━━━ GIVEN DATA

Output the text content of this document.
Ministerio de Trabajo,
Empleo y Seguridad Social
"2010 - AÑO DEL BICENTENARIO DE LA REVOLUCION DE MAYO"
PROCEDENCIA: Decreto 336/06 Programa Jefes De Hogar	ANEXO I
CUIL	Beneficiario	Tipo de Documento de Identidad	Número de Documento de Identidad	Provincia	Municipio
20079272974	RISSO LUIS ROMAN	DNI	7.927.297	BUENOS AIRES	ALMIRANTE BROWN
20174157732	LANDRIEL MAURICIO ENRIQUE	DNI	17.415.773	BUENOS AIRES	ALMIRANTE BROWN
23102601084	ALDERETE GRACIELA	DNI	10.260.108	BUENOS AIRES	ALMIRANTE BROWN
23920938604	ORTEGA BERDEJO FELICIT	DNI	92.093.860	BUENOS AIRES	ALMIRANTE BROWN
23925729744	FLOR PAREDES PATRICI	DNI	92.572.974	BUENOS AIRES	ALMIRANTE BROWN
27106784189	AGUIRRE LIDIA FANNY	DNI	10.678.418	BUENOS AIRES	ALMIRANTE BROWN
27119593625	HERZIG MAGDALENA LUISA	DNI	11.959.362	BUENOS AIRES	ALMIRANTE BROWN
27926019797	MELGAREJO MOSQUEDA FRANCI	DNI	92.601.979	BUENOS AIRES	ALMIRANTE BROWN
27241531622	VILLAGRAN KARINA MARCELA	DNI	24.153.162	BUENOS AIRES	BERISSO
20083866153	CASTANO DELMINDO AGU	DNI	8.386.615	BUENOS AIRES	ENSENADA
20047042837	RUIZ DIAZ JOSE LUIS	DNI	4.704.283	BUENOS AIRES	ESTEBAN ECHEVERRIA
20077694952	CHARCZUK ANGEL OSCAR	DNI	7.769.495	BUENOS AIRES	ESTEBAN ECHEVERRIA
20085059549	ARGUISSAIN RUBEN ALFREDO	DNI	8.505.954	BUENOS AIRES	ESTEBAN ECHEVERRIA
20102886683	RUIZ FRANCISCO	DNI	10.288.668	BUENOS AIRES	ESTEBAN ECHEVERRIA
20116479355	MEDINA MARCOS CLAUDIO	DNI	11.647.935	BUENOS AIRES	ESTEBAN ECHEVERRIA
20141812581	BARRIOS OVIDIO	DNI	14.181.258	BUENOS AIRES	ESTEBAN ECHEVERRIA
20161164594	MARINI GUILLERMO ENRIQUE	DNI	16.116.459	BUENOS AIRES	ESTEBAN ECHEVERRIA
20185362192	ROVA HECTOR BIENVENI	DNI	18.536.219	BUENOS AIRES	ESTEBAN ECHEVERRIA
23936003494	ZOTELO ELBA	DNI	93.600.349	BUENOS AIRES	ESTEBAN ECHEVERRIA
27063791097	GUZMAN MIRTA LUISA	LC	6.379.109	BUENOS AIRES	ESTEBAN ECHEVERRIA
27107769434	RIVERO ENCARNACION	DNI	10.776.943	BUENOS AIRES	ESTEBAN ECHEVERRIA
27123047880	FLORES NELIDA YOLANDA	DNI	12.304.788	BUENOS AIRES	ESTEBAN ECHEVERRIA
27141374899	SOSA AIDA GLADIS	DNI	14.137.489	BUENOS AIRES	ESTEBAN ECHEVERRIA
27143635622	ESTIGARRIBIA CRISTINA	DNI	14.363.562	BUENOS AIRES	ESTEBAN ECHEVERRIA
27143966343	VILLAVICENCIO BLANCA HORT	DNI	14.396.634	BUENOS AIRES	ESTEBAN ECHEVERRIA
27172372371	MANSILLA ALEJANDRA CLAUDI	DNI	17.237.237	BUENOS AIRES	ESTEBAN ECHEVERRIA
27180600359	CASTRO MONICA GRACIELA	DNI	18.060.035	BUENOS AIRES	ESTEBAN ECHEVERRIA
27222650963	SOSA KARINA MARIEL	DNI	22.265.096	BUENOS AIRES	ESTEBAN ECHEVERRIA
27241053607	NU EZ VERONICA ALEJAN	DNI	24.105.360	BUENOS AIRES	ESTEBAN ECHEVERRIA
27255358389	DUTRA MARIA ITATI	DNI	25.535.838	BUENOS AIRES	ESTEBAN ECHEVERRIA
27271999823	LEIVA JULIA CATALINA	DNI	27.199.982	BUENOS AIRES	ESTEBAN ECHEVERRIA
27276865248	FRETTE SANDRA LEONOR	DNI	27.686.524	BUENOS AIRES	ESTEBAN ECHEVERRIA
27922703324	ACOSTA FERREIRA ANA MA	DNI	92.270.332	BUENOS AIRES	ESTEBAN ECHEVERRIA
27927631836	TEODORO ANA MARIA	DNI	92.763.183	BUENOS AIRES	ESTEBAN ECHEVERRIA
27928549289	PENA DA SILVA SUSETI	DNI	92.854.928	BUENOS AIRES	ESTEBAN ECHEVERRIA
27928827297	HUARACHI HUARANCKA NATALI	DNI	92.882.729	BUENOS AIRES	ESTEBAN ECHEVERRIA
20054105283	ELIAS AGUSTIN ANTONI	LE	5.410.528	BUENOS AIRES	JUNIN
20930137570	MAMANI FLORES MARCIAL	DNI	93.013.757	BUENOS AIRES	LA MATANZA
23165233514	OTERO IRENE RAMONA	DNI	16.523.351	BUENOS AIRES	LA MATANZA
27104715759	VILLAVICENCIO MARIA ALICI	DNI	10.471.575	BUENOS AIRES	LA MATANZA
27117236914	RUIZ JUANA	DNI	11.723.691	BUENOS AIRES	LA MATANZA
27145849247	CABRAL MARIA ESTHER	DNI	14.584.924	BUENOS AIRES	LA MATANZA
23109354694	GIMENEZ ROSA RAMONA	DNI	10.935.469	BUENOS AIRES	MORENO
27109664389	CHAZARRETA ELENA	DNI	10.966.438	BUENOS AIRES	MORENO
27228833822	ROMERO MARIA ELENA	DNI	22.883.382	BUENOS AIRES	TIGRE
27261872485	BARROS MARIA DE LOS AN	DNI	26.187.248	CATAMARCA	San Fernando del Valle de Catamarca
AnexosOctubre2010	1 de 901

━━━━━━

SET TASK - What is needed here is an exact reproduction of all the entries.

RESULT OF THE EXERCISE -
Output the text content of this document.
Ministerio de Trabajo,
Empleo y Seguridad Social
"2010 - AÑO DEL BICENTENARIO DE LA REVOLUCION DE MAYO"
PROCEDENCIA: Decreto 336/06 Programa Jefes De Hogar	ANEXO I
CUIL	Beneficiario	Tipo de Documento de Identidad	Número de Documento de Identidad	Provincia	Municipio
20079272974	RISSO LUIS ROMAN	DNI	7.927.297	BUENOS AIRES	ALMIRANTE BROWN
20174157732	LANDRIEL MAURICIO ENRIQUE	DNI	17.415.773	BUENOS AIRES	ALMIRANTE BROWN
23102601084	ALDERETE GRACIELA	DNI	10.260.108	BUENOS AIRES	ALMIRANTE BROWN
23920938604	ORTEGA BERDEJO FELICIT	DNI	92.093.860	BUENOS AIRES	ALMIRANTE BROWN
23925729744	FLOR PAREDES PATRICI	DNI	92.572.974	BUENOS AIRES	ALMIRANTE BROWN
27106784189	AGUIRRE LIDIA FANNY	DNI	10.678.418	BUENOS AIRES	ALMIRANTE BROWN
27119593625	HERZIG MAGDALENA LUISA	DNI	11.959.362	BUENOS AIRES	ALMIRANTE BROWN
27926019797	MELGAREJO MOSQUEDA FRANCI	DNI	92.601.979	BUENOS AIRES	ALMIRANTE BROWN
27241531622	VILLAGRAN KARINA MARCELA	DNI	24.153.162	BUENOS AIRES	BERISSO
20083866153	CASTANO DELMINDO AGU	DNI	8.386.615	BUENOS AIRES	ENSENADA
20047042837	RUIZ DIAZ JOSE LUIS	DNI	4.704.283	BUENOS AIRES	ESTEBAN ECHEVERRIA
20077694952	CHARCZUK ANGEL OSCAR	DNI	7.769.495	BUENOS AIRES	ESTEBAN ECHEVERRIA
20085059549	ARGUISSAIN RUBEN ALFREDO	DNI	8.505.954	BUENOS AIRES	ESTEBAN ECHEVERRIA
20102886683	RUIZ FRANCISCO	DNI	10.288.668	BUENOS AIRES	ESTEBAN ECHEVERRIA
20116479355	MEDINA MARCOS CLAUDIO	DNI	11.647.935	BUENOS AIRES	ESTEBAN ECHEVERRIA
20141812581	BARRIOS OVIDIO	DNI	14.181.258	BUENOS AIRES	ESTEBAN ECHEVERRIA
20161164594	MARINI GUILLERMO ENRIQUE	DNI	16.116.459	BUENOS AIRES	ESTEBAN ECHEVERRIA
20185362192	ROVA HECTOR BIENVENI	DNI	18.536.219	BUENOS AIRES	ESTEBAN ECHEVERRIA
23936003494	ZOTELO ELBA	DNI	93.600.349	BUENOS AIRES	ESTEBAN ECHEVERRIA
27063791097	GUZMAN MIRTA LUISA	LC	6.379.109	BUENOS AIRES	ESTEBAN ECHEVERRIA
27107769434	RIVERO ENCARNACION	DNI	10.776.943	BUENOS AIRES	ESTEBAN ECHEVERRIA
27123047880	FLORES NELIDA YOLANDA	DNI	12.304.788	BUENOS AIRES	ESTEBAN ECHEVERRIA
27141374899	SOSA AIDA GLADIS	DNI	14.137.489	BUENOS AIRES	ESTEBAN ECHEVERRIA
27143635622	ESTIGARRIBIA CRISTINA	DNI	14.363.562	BUENOS AIRES	ESTEBAN ECHEVERRIA
27143966343	VILLAVICENCIO BLANCA HORT	DNI	14.396.634	BUENOS AIRES	ESTEBAN ECHEVERRIA
27172372371	MANSILLA ALEJANDRA CLAUDI	DNI	17.237.237	BUENOS AIRES	ESTEBAN ECHEVERRIA
27180600359	CASTRO MONICA GRACIELA	DNI	18.060.035	BUENOS AIRES	ESTEBAN ECHEVERRIA
27222650963	SOSA KARINA MARIEL	DNI	22.265.096	BUENOS AIRES	ESTEBAN ECHEVERRIA
27241053607	NU EZ VERONICA ALEJAN	DNI	24.105.360	BUENOS AIRES	ESTEBAN ECHEVERRIA
27255358389	DUTRA MARIA ITATI	DNI	25.535.838	BUENOS AIRES	ESTEBAN ECHEVERRIA
27271999823	LEIVA JULIA CATALINA	DNI	27.199.982	BUENOS AIRES	ESTEBAN ECHEVERRIA
27276865248	FRETTE SANDRA LEONOR	DNI	27.686.524	BUENOS AIRES	ESTEBAN ECHEVERRIA
27922703324	ACOSTA FERREIRA ANA MA	DNI	92.270.332	BUENOS AIRES	ESTEBAN ECHEVERRIA
27927631836	TEODORO ANA MARIA	DNI	92.763.183	BUENOS AIRES	ESTEBAN ECHEVERRIA
27928549289	PENA DA SILVA SUSETI	DNI	92.854.928	BUENOS AIRES	ESTEBAN ECHEVERRIA
27928827297	HUARACHI HUARANCKA NATALI	DNI	92.882.729	BUENOS AIRES	ESTEBAN ECHEVERRIA
20054105283	ELIAS AGUSTIN ANTONI	LE	5.410.528	BUENOS AIRES	JUNIN
20930137570	MAMANI FLORES MARCIAL	DNI	93.013.757	BUENOS AIRES	LA MATANZA
23165233514	OTERO IRENE RAMONA	DNI	16.523.351	BUENOS AIRES	LA MATANZA
27104715759	VILLAVICENCIO MARIA ALICI	DNI	10.471.575	BUENOS AIRES	LA MATANZA
27117236914	RUIZ JUANA	DNI	11.723.691	BUENOS AIRES	LA MATANZA
27145849247	CABRAL MARIA ESTHER	DNI	14.584.924	BUENOS AIRES	LA MATANZA
23109354694	GIMENEZ ROSA RAMONA	DNI	10.935.469	BUENOS AIRES	MORENO
27109664389	CHAZARRETA ELENA	DNI	10.966.438	BUENOS AIRES	MORENO
27228833822	ROMERO MARIA ELENA	DNI	22.883.382	BUENOS AIRES	TIGRE
27261872485	BARROS MARIA DE LOS AN	DNI	26.187.248	CATAMARCA	San Fernando del Valle de Catamarca
AnexosOctubre2010	1 de 901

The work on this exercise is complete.